# PROBLEM TO WORK ON
Isolate every line in the data with the string "this" and copy it.
※ ※ ※
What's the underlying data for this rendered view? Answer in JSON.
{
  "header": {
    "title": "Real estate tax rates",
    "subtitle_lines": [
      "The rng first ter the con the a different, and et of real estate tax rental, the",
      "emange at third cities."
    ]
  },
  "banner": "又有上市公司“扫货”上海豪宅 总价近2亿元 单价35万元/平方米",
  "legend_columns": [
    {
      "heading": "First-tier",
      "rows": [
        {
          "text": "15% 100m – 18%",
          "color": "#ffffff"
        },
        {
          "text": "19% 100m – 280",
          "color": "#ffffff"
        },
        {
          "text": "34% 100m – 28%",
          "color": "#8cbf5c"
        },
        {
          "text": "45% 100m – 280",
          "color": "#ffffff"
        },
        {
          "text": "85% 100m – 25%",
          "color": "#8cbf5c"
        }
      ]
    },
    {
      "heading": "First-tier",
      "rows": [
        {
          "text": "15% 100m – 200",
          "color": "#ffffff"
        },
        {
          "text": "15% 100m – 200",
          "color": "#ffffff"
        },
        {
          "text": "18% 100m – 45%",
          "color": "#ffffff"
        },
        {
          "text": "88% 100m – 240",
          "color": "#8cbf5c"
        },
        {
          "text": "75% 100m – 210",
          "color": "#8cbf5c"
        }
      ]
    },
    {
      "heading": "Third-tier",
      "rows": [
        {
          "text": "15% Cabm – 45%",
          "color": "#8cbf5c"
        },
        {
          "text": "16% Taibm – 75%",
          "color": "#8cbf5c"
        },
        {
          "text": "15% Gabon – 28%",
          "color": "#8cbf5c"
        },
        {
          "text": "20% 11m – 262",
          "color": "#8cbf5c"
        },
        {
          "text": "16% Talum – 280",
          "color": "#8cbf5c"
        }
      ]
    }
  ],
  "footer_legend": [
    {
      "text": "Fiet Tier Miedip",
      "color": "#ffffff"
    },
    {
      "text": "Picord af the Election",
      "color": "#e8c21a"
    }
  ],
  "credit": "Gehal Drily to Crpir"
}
※ ※ ※
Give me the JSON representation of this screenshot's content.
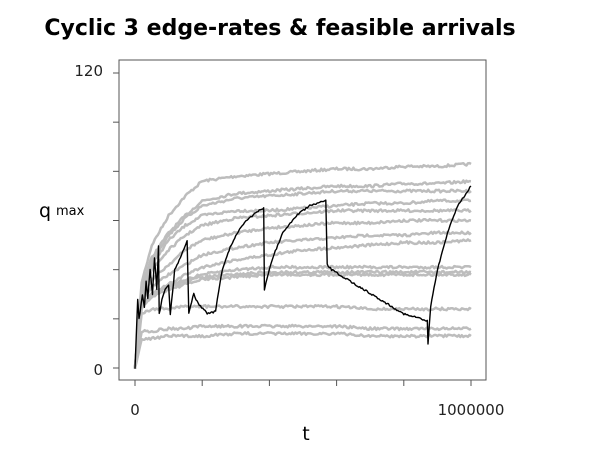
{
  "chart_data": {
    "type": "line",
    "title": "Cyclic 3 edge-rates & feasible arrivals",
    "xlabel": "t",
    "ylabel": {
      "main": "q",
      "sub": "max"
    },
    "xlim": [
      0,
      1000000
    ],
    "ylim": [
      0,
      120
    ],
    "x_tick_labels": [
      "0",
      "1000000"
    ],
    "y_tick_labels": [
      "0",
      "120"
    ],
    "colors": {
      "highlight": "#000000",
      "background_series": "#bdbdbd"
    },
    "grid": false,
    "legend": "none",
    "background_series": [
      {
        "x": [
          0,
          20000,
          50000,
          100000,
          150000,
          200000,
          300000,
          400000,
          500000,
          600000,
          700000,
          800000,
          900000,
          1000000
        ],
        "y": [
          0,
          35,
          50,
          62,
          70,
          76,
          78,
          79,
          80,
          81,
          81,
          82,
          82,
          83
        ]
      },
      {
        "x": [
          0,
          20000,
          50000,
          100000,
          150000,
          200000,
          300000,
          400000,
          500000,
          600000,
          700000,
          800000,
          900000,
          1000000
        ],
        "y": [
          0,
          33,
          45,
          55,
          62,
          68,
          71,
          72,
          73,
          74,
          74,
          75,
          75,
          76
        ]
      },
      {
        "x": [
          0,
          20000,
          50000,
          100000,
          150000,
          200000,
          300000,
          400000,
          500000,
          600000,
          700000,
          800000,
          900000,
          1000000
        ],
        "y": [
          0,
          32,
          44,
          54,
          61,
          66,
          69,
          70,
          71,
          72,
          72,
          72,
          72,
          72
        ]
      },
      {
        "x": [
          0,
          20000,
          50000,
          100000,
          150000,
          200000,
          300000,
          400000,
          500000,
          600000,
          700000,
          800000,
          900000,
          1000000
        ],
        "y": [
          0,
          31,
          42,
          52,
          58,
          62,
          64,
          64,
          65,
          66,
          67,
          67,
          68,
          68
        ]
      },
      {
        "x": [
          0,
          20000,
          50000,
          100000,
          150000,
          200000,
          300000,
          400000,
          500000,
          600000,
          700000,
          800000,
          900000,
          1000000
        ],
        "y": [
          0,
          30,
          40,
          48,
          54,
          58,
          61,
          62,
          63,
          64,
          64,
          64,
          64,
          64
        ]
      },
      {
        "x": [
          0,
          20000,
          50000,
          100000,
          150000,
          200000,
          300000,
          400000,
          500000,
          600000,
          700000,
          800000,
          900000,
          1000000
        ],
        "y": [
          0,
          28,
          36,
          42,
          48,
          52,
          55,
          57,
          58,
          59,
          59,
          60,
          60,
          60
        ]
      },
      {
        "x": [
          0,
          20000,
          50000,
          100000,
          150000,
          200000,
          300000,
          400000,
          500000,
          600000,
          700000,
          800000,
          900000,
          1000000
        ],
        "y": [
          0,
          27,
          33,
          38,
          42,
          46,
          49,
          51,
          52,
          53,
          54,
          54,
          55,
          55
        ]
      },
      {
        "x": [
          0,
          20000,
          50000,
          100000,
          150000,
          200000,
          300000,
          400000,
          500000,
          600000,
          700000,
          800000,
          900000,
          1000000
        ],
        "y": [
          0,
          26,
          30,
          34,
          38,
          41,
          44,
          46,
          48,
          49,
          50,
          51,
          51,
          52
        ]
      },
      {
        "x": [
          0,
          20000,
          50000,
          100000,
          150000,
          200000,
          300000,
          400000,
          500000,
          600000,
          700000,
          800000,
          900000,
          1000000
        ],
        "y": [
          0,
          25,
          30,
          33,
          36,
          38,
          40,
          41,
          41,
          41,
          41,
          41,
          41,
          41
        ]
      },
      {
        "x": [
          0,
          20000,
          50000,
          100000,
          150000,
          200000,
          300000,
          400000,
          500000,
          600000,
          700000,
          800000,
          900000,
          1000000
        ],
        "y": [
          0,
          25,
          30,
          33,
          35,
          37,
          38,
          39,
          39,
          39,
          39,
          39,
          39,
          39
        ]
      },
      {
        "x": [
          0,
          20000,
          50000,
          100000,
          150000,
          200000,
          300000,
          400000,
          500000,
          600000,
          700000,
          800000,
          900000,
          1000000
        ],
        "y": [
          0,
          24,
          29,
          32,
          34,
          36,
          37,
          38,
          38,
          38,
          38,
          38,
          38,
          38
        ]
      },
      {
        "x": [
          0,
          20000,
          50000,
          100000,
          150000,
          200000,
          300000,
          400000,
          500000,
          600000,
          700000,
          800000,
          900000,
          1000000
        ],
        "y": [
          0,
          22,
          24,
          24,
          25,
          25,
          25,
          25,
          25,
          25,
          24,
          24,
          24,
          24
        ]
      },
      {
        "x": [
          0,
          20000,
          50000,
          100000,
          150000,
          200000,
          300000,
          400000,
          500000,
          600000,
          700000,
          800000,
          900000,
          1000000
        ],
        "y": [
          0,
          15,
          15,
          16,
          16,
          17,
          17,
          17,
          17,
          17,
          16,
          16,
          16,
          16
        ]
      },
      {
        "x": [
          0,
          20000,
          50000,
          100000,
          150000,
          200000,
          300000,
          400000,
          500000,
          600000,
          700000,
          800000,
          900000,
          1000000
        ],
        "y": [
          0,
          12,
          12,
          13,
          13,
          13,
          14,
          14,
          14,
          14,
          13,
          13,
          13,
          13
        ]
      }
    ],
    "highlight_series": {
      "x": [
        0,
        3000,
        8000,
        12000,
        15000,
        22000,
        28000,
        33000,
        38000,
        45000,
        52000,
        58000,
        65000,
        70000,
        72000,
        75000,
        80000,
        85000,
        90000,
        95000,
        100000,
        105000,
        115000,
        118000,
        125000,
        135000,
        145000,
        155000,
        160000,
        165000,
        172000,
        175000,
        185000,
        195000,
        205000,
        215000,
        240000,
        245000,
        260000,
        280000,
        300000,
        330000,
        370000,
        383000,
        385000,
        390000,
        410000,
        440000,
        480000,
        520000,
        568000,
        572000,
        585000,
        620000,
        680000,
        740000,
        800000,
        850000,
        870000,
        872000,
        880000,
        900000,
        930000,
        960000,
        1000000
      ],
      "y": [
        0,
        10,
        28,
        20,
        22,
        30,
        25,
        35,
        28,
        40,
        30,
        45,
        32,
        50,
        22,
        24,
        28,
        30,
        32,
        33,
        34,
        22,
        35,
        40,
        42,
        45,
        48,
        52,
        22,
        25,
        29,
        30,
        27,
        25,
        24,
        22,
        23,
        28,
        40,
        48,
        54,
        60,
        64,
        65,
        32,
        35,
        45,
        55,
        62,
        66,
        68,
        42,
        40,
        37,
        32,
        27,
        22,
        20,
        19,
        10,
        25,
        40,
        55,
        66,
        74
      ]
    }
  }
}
※ ※ ※
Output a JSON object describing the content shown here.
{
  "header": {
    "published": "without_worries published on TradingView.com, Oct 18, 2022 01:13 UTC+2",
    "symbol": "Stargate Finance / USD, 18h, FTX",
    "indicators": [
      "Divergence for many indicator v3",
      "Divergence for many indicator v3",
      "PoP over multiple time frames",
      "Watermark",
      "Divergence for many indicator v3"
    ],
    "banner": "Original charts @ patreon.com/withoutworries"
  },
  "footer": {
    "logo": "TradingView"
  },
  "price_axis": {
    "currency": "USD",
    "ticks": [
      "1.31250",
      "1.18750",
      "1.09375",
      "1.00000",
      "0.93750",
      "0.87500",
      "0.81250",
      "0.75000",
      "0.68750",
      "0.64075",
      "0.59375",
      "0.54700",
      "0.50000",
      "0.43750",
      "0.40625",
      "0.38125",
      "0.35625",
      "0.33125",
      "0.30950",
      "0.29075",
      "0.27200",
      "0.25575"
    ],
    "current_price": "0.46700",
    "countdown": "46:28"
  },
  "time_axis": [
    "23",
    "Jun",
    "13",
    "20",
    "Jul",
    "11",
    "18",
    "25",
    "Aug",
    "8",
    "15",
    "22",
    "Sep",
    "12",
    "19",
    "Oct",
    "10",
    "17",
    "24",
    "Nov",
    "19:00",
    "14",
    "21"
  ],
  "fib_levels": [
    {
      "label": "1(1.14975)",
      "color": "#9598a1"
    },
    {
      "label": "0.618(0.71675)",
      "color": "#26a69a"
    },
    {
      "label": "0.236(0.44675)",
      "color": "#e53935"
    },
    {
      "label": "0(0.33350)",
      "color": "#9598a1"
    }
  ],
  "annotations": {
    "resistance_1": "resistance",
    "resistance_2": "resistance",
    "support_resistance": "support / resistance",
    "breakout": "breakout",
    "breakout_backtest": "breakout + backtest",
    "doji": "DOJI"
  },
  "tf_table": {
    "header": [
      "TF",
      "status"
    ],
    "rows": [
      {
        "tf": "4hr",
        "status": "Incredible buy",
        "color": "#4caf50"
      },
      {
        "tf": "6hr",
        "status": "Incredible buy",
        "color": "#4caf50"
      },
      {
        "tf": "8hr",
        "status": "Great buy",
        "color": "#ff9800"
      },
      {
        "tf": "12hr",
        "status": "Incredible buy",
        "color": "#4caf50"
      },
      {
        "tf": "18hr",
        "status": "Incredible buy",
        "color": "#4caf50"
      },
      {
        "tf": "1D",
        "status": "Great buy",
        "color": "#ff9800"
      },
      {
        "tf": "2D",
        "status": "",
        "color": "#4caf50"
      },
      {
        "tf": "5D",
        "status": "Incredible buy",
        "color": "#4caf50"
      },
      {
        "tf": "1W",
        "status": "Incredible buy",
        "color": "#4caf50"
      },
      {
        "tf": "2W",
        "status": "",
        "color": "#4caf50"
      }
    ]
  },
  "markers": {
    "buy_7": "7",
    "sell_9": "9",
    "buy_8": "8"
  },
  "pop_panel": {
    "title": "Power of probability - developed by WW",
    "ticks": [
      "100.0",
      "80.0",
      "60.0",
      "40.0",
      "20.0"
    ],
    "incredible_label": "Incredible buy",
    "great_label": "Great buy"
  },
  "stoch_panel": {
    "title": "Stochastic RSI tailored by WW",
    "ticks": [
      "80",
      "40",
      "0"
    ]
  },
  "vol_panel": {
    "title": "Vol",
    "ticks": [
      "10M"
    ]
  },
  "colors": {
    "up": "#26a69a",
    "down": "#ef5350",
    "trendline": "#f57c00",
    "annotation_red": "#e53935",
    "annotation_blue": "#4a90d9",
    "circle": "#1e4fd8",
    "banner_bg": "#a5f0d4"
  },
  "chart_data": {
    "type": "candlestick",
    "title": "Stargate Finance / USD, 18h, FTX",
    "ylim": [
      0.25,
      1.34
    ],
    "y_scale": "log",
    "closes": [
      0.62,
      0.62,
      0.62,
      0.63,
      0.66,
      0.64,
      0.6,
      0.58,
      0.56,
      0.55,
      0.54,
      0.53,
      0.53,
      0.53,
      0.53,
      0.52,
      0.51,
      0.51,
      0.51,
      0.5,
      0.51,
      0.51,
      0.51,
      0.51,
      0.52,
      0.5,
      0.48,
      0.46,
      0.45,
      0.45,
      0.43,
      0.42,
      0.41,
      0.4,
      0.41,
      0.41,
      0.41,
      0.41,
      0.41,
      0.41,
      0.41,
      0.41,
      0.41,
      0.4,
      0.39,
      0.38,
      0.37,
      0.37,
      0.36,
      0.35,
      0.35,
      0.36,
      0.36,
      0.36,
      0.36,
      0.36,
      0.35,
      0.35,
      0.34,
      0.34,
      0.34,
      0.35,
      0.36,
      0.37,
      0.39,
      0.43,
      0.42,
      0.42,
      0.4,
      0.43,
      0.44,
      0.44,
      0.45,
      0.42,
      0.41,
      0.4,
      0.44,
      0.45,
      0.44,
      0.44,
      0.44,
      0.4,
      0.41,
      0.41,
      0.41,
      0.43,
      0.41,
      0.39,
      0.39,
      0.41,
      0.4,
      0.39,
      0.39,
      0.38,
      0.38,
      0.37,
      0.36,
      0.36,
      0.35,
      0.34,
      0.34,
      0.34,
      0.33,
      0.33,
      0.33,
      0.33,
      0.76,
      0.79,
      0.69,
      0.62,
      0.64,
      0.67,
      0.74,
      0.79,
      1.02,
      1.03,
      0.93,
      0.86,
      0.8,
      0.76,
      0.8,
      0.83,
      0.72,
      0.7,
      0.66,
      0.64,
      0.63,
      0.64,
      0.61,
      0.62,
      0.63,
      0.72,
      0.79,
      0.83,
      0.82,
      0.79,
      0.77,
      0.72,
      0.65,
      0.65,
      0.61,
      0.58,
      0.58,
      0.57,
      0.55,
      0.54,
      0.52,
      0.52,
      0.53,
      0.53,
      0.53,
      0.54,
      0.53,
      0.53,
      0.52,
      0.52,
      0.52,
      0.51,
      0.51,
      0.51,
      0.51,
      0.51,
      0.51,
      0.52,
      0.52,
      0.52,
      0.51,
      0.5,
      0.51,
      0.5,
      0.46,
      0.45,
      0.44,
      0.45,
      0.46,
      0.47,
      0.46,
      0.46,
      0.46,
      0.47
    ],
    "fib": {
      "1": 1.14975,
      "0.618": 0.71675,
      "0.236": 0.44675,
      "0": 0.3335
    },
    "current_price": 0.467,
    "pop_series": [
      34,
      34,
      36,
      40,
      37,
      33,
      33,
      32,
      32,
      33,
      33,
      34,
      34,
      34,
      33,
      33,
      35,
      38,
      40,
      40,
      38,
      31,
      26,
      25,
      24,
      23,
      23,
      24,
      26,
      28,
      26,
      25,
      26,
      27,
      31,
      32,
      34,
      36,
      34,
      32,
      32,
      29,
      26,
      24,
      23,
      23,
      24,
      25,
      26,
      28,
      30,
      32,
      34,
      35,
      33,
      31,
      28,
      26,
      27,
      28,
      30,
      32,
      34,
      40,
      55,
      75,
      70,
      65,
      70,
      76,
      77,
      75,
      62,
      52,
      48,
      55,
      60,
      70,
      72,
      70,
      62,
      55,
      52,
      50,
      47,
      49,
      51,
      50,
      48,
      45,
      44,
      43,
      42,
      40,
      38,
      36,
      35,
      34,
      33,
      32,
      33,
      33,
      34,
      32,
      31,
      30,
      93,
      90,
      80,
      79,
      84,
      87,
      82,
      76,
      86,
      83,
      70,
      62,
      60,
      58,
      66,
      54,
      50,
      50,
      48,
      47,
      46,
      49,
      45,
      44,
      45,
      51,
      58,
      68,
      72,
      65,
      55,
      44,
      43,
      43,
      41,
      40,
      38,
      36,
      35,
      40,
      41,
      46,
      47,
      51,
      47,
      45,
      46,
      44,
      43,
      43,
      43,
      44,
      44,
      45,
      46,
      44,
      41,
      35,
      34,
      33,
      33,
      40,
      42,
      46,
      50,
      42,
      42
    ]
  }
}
※ ※ ※
# THE OUTPUT
What's the underlying data for this rendered view? Answer in JSON.
Give me the JSON representation of this screenshot's content.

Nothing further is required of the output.